Collected data
· · ·

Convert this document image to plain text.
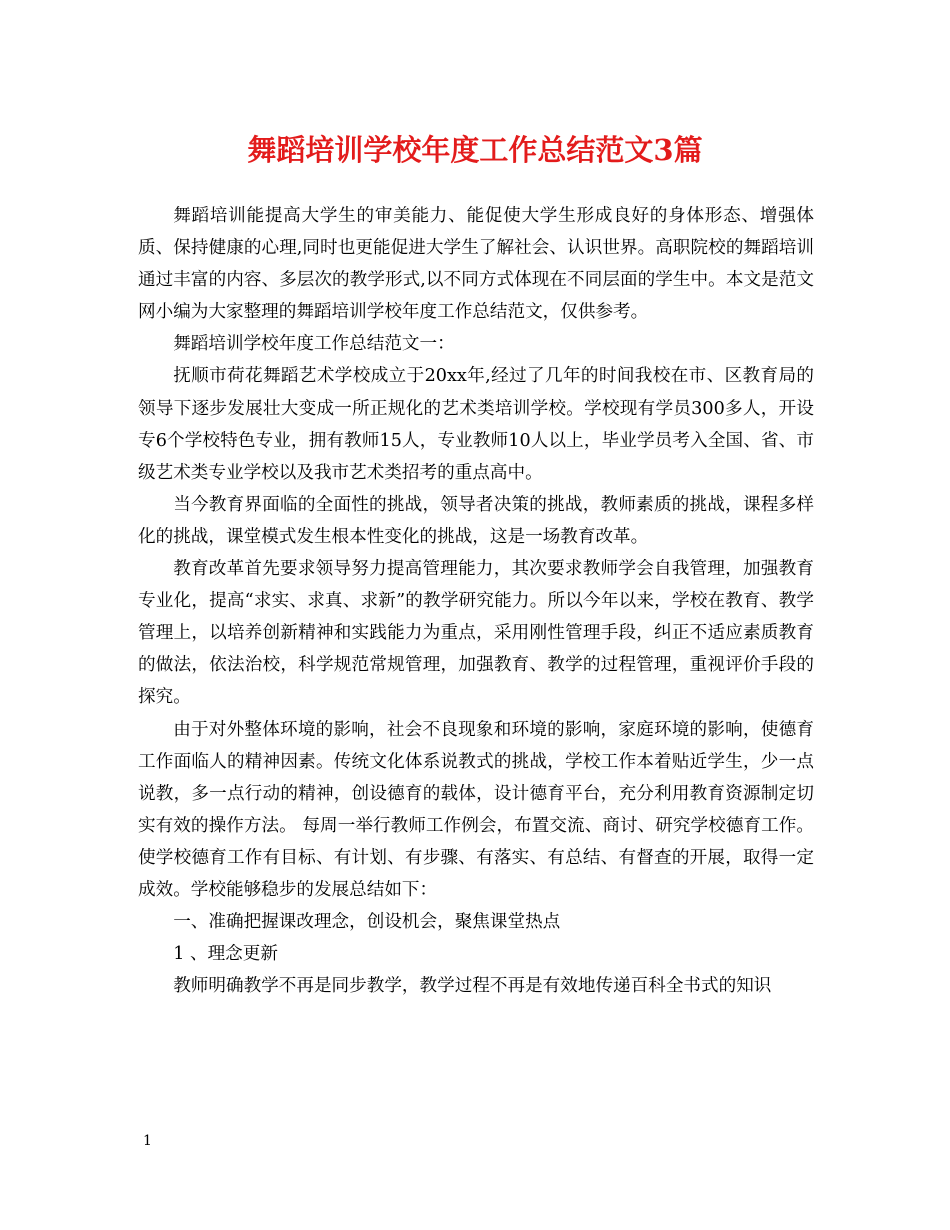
舞蹈培训学校年度工作总结范文3篇

舞蹈培训能提高大学生的审美能力、能促使大学生形成良好的身体形态、增强体质、保持健康的心理,同时也更能促进大学生了解社会、认识世界。高职院校的舞蹈培训通过丰富的内容、多层次的教学形式,以不同方式体现在不同层面的学生中。本文是范文网小编为大家整理的舞蹈培训学校年度工作总结范文，仅供参考。

舞蹈培训学校年度工作总结范文一：

抚顺市荷花舞蹈艺术学校成立于20xx年,经过了几年的时间我校在市、区教育局的领导下逐步发展壮大变成一所正规化的艺术类培训学校。学校现有学员300多人，开设专6个学校特色专业，拥有教师15人，专业教师10人以上，毕业学员考入全国、省、市级艺术类专业学校以及我市艺术类招考的重点高中。

当今教育界面临的全面性的挑战，领导者决策的挑战，教师素质的挑战，课程多样化的挑战，课堂模式发生根本性变化的挑战，这是一场教育改革。

教育改革首先要求领导努力提高管理能力，其次要求教师学会自我管理，加强教育专业化，提高“求实、求真、求新”的教学研究能力。所以今年以来，学校在教育、教学管理上，以培养创新精神和实践能力为重点，采用刚性管理手段，纠正不适应素质教育的做法，依法治校，科学规范常规管理，加强教育、教学的过程管理，重视评价手段的探究。

由于对外整体环境的影响，社会不良现象和环境的影响，家庭环境的影响，使德育工作面临人的精神因素。传统文化体系说教式的挑战，学校工作本着贴近学生，少一点说教，多一点行动的精神，创设德育的载体，设计德育平台，充分利用教育资源制定切实有效的操作方法。 每周一举行教师工作例会，布置交流、商讨、研究学校德育工作。使学校德育工作有目标、有计划、有步骤、有落实、有总结、有督查的开展，取得一定成效。学校能够稳步的发展总结如下：

一、准确把握课改理念，创设机会，聚焦课堂热点

1 、理念更新

教师明确教学不再是同步教学，教学过程不再是有效地传递百科全书式的知识

1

· · ·

Write the listing above out again exactly, dropping each image.

Convert this document image to plain text.
舞蹈培训学校年度工作总结范文3篇

舞蹈培训能提高大学生的审美能力、能促使大学生形成良好的身体形态、增强体质、保持健康的心理,同时也更能促进大学生了解社会、认识世界。高职院校的舞蹈培训通过丰富的内容、多层次的教学形式,以不同方式体现在不同层面的学生中。本文是范文网小编为大家整理的舞蹈培训学校年度工作总结范文，仅供参考。

舞蹈培训学校年度工作总结范文一：

抚顺市荷花舞蹈艺术学校成立于20xx年,经过了几年的时间我校在市、区教育局的领导下逐步发展壮大变成一所正规化的艺术类培训学校。学校现有学员300多人，开设专6个学校特色专业，拥有教师15人，专业教师10人以上，毕业学员考入全国、省、市级艺术类专业学校以及我市艺术类招考的重点高中。

当今教育界面临的全面性的挑战，领导者决策的挑战，教师素质的挑战，课程多样化的挑战，课堂模式发生根本性变化的挑战，这是一场教育改革。

教育改革首先要求领导努力提高管理能力，其次要求教师学会自我管理，加强教育专业化，提高“求实、求真、求新”的教学研究能力。所以今年以来，学校在教育、教学管理上，以培养创新精神和实践能力为重点，采用刚性管理手段，纠正不适应素质教育的做法，依法治校，科学规范常规管理，加强教育、教学的过程管理，重视评价手段的探究。

由于对外整体环境的影响，社会不良现象和环境的影响，家庭环境的影响，使德育工作面临人的精神因素。传统文化体系说教式的挑战，学校工作本着贴近学生，少一点说教，多一点行动的精神，创设德育的载体，设计德育平台，充分利用教育资源制定切实有效的操作方法。 每周一举行教师工作例会，布置交流、商讨、研究学校德育工作。使学校德育工作有目标、有计划、有步骤、有落实、有总结、有督查的开展，取得一定成效。学校能够稳步的发展总结如下：

一、准确把握课改理念，创设机会，聚焦课堂热点

1 、理念更新

教师明确教学不再是同步教学，教学过程不再是有效地传递百科全书式的知识

1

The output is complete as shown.